EXERCISE MATERIAL:

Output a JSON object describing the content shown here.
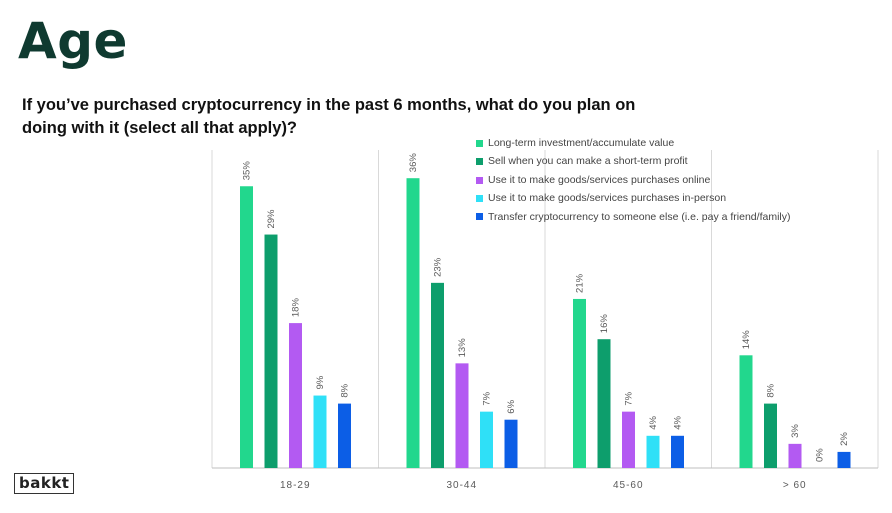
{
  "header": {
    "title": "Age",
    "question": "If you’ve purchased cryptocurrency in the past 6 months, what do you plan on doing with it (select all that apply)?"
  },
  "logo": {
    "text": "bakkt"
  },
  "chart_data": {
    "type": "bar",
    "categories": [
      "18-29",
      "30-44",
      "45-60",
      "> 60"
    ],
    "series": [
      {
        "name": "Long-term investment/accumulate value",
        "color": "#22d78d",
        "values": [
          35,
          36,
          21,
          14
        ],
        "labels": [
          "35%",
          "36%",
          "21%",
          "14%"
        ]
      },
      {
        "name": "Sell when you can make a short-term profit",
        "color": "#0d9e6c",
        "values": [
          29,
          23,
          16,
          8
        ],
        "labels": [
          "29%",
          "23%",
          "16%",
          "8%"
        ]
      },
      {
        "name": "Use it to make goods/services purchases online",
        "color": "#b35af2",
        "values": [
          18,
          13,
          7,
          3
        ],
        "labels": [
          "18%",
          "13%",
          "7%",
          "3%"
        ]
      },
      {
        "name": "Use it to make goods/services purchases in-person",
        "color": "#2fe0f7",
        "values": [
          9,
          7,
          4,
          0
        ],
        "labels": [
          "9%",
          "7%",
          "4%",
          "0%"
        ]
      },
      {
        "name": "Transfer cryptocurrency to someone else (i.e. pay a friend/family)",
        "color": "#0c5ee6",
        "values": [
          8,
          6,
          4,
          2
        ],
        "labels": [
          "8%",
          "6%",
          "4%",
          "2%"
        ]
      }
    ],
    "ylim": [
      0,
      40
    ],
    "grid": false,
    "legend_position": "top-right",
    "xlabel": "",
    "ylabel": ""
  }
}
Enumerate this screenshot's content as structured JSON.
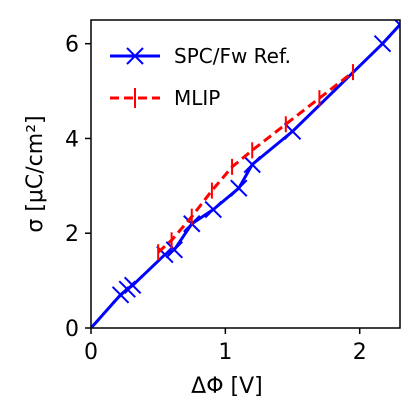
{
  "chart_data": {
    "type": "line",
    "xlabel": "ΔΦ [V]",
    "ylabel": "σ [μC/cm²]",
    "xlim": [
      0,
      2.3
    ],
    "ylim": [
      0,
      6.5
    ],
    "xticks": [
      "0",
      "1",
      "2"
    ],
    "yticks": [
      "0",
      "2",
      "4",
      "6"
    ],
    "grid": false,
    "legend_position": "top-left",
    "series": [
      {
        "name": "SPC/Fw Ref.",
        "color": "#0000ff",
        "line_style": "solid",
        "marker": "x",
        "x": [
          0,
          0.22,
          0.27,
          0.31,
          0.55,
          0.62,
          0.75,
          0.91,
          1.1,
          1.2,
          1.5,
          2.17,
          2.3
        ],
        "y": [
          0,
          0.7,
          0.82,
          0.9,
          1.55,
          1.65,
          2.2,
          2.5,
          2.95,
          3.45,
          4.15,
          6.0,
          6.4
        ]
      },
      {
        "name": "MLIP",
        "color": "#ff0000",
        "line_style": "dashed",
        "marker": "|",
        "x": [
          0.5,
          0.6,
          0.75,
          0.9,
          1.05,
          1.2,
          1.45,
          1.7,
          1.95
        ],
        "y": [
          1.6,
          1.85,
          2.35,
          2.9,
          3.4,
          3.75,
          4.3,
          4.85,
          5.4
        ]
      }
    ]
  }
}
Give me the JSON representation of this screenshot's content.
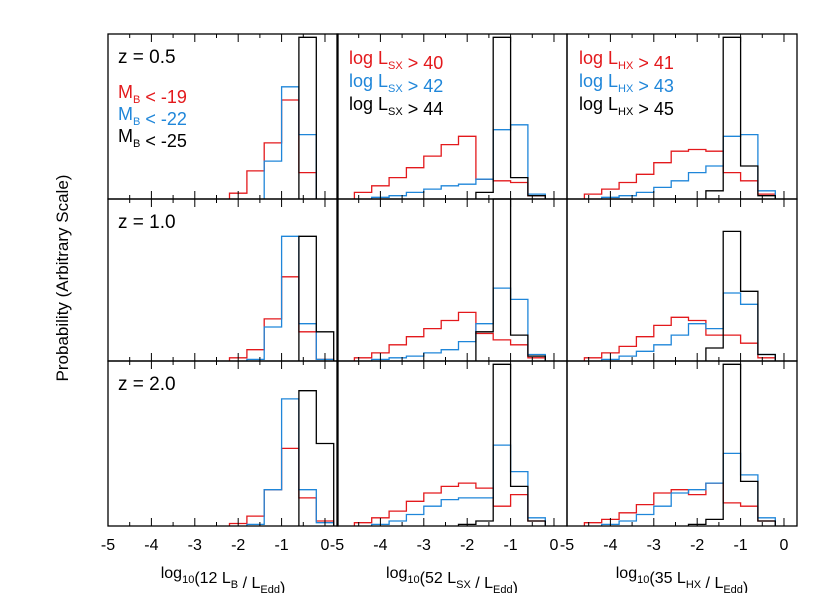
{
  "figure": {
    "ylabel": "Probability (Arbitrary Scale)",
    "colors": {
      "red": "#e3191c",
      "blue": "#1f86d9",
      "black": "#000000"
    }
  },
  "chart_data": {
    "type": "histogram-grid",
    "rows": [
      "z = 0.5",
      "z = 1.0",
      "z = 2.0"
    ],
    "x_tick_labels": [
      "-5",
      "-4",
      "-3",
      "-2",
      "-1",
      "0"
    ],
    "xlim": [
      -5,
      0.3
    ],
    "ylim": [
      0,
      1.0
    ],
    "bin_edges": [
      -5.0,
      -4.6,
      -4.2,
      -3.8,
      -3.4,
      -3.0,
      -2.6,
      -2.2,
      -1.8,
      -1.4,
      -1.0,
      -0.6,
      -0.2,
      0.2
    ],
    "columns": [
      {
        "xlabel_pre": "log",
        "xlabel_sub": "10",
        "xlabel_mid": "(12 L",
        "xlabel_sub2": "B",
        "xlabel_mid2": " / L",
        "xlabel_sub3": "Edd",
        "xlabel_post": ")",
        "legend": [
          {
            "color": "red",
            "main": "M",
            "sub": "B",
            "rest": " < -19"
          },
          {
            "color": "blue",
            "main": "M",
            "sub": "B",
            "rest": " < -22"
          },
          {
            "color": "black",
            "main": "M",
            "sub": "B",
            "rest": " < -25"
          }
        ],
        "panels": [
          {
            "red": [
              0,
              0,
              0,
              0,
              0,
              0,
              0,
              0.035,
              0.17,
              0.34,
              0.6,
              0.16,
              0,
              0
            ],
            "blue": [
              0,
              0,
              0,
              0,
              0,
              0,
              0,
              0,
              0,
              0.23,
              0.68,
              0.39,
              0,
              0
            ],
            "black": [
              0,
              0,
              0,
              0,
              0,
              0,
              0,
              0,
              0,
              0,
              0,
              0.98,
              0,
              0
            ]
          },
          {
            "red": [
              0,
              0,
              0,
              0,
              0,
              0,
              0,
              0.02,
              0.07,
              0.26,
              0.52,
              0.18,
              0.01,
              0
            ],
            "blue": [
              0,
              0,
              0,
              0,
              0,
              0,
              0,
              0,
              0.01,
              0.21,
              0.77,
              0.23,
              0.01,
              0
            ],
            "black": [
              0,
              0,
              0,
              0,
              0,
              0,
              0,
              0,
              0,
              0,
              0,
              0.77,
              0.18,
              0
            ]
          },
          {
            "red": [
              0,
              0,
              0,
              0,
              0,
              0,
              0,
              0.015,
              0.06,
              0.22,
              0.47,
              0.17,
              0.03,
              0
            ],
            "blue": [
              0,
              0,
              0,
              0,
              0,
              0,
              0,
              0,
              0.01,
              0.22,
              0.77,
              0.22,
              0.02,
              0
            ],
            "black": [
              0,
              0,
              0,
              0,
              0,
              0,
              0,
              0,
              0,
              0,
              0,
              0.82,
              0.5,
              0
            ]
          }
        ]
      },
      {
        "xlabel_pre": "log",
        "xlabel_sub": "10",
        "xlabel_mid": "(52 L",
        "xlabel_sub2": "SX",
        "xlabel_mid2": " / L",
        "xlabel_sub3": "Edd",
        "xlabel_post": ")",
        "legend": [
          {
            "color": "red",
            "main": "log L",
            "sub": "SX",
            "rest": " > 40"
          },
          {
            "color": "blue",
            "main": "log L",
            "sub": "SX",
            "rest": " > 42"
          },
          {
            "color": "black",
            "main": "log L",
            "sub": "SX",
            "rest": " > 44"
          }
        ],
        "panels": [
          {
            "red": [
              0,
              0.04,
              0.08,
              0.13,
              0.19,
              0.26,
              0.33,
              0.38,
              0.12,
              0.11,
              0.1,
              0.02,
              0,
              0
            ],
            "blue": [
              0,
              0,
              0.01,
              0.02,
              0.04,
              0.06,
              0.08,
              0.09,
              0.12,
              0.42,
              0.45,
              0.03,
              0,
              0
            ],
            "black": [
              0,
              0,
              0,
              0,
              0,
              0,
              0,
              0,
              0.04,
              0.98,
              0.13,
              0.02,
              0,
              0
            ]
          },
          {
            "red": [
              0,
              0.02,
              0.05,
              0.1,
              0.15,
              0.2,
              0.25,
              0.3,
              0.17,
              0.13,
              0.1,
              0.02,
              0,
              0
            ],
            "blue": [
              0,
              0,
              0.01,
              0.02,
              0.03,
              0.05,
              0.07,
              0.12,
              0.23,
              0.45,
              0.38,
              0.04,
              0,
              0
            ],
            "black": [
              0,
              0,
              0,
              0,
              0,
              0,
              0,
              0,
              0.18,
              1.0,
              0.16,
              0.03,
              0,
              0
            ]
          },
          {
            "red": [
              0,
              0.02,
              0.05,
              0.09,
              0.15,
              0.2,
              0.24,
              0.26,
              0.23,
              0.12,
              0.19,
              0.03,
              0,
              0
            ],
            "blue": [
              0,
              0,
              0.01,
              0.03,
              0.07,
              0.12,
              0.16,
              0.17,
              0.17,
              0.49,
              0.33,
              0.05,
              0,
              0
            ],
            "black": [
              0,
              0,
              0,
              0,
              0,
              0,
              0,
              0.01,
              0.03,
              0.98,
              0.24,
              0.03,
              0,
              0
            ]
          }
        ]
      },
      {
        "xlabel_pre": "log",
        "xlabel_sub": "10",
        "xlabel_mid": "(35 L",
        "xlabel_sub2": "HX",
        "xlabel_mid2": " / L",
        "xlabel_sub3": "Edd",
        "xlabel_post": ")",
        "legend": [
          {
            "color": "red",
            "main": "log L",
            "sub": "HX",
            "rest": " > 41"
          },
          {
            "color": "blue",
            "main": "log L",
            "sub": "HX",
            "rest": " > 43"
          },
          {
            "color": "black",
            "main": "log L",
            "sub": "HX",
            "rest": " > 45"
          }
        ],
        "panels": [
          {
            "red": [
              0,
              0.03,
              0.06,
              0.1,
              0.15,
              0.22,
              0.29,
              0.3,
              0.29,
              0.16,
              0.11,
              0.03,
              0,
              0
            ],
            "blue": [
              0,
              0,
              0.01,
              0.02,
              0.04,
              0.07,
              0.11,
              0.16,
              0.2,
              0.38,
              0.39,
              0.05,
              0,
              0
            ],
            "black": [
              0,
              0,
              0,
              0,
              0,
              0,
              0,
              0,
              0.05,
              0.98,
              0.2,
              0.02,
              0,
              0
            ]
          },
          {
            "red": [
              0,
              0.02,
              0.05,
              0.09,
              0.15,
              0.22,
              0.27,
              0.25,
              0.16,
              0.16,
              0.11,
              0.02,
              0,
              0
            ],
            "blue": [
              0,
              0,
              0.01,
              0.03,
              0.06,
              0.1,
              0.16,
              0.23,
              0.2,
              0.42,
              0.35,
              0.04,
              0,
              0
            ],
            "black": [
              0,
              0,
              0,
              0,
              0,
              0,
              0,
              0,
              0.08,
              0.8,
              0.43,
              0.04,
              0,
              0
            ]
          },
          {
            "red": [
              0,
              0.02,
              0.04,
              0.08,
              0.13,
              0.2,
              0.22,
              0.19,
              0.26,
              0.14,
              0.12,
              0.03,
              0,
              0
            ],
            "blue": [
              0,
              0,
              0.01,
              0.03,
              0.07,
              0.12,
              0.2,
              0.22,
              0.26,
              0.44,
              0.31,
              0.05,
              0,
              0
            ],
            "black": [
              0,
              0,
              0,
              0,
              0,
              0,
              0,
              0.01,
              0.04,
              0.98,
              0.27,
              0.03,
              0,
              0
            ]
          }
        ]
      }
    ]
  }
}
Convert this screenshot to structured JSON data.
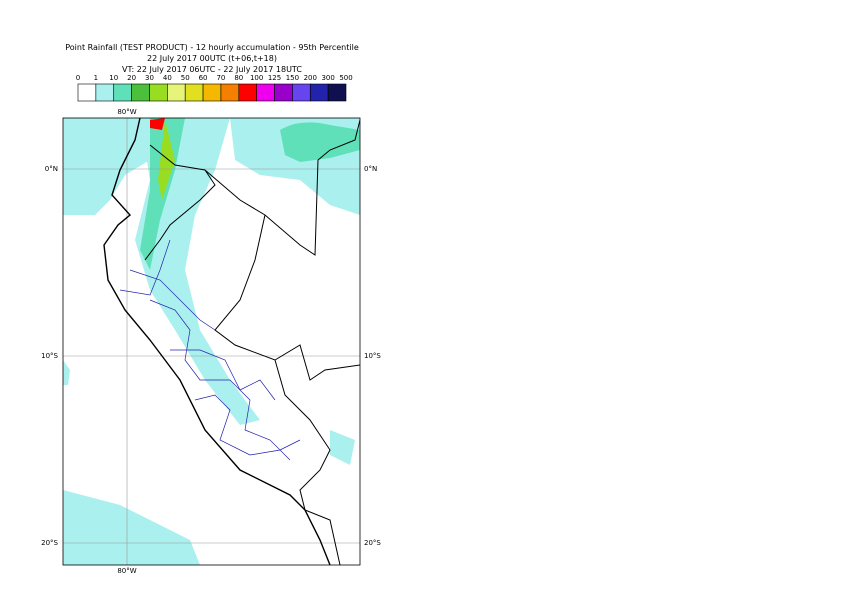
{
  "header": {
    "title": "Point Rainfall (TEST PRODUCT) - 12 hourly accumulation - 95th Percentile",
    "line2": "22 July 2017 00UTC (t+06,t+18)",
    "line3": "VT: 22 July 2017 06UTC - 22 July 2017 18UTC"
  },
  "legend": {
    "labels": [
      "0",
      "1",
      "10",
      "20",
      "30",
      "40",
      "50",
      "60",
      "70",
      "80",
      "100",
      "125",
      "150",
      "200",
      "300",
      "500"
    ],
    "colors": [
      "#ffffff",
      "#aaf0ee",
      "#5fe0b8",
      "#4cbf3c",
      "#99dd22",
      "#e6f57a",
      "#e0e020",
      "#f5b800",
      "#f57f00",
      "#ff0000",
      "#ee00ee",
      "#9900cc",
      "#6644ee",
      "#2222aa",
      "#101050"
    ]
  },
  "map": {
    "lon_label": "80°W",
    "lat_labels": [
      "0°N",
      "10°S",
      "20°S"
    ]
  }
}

AIM: From the data above, copy out every line with the string "rest" in it.

SOLUTION:
            "rest": " < -19"
            "rest": " < -22"
            "rest": " < -25"
            "rest": " > 40"
            "rest": " > 42"
            "rest": " > 44"
            "rest": " > 41"
            "rest": " > 43"
            "rest": " > 45"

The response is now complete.